-- START DATA ENTRIES --
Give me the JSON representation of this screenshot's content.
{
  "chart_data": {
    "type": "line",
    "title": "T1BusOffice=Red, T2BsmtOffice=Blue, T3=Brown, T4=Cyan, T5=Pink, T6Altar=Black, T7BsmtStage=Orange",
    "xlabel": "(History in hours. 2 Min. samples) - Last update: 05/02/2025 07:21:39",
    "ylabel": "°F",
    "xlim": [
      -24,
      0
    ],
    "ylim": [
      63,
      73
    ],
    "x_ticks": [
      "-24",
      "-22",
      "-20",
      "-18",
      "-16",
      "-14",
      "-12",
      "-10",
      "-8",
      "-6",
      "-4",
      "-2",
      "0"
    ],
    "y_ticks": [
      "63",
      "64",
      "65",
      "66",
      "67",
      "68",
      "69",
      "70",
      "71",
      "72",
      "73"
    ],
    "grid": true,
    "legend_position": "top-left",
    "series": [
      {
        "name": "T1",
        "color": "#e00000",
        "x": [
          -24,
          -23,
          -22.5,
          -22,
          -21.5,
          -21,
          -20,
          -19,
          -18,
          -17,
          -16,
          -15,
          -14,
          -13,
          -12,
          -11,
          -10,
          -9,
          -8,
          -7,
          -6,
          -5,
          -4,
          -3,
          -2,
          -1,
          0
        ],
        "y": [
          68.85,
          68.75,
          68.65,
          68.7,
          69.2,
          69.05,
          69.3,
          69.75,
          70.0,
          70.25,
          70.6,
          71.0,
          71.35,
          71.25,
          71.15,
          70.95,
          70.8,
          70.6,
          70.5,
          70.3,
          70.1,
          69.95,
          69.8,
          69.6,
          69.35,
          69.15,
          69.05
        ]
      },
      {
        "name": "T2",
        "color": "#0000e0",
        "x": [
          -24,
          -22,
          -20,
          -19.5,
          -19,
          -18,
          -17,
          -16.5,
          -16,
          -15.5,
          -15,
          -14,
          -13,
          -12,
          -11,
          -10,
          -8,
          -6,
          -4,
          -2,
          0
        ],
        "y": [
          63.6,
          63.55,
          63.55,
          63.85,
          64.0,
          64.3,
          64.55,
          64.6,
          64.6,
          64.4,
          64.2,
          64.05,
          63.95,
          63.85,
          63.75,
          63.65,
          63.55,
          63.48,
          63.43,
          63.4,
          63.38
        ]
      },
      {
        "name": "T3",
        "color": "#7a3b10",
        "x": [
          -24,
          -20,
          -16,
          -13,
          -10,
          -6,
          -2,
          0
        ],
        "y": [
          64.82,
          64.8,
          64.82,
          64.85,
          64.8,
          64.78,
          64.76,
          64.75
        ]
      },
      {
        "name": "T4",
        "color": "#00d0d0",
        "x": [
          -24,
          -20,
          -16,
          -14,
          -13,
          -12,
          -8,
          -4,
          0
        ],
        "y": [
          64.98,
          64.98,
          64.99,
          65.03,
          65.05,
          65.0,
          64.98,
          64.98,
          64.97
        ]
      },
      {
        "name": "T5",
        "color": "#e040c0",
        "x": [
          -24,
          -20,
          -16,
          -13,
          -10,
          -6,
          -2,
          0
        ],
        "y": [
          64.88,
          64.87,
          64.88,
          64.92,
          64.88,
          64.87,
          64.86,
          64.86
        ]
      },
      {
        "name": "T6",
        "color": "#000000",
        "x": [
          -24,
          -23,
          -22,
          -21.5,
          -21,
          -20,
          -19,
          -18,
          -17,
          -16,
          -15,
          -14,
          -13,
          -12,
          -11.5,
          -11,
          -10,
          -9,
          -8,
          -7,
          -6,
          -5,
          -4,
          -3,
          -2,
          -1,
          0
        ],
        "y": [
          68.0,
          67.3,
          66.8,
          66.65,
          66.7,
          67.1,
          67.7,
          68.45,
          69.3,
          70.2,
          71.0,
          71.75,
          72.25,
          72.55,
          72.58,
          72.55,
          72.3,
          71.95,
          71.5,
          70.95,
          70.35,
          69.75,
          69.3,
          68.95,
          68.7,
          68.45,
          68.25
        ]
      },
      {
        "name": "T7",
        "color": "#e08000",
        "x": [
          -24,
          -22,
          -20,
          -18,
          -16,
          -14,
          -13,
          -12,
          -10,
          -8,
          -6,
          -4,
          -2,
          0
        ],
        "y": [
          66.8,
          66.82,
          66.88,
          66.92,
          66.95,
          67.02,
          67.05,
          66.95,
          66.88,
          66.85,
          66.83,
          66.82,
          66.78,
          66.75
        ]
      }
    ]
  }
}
-- END DATA ENTRIES --
-- START DATA ENTRIES --
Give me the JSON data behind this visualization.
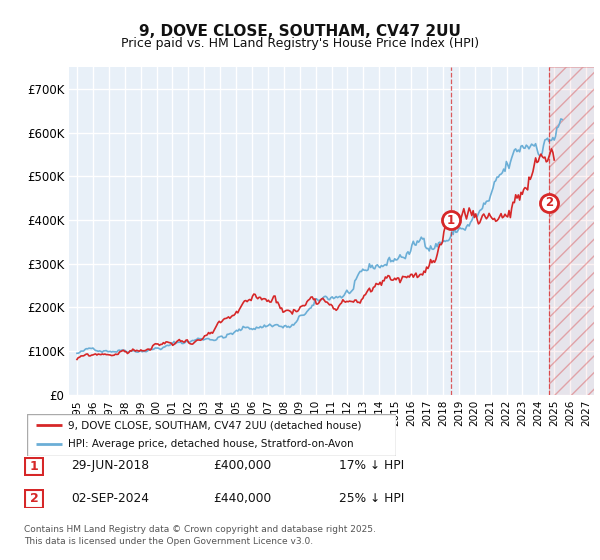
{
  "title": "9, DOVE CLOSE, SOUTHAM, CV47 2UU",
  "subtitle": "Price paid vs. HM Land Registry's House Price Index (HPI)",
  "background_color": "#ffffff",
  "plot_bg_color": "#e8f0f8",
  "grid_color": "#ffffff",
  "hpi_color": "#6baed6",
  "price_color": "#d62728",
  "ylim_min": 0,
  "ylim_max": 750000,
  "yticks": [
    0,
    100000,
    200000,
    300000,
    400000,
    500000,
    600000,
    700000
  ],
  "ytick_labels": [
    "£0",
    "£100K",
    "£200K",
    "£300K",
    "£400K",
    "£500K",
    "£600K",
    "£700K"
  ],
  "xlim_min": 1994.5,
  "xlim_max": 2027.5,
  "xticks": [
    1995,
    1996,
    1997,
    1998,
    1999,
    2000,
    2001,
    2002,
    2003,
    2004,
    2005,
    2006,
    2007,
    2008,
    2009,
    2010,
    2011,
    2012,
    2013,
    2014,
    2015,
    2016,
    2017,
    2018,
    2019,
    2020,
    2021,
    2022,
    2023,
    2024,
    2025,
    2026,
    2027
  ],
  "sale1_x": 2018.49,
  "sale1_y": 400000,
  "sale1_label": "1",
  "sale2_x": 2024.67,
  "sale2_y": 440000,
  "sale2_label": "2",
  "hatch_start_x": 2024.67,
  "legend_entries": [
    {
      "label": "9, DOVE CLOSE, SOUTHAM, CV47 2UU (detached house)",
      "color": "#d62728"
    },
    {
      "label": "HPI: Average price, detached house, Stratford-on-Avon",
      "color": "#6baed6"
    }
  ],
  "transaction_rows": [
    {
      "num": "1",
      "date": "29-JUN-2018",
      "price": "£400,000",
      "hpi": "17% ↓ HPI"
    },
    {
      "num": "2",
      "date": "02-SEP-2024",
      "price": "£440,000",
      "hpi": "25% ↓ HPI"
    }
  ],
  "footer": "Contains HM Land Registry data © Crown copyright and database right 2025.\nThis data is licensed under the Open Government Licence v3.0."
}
-- END DATA ENTRIES --
* EXERCISE DESCRIPTION: Identify each line in the entries with the word "SOUTHAM" and copy it.

* WRITTEN RESPONSE:
  "title": "9, DOVE CLOSE, SOUTHAM, CV47 2UU",
      "label": "9, DOVE CLOSE, SOUTHAM, CV47 2UU (detached house)",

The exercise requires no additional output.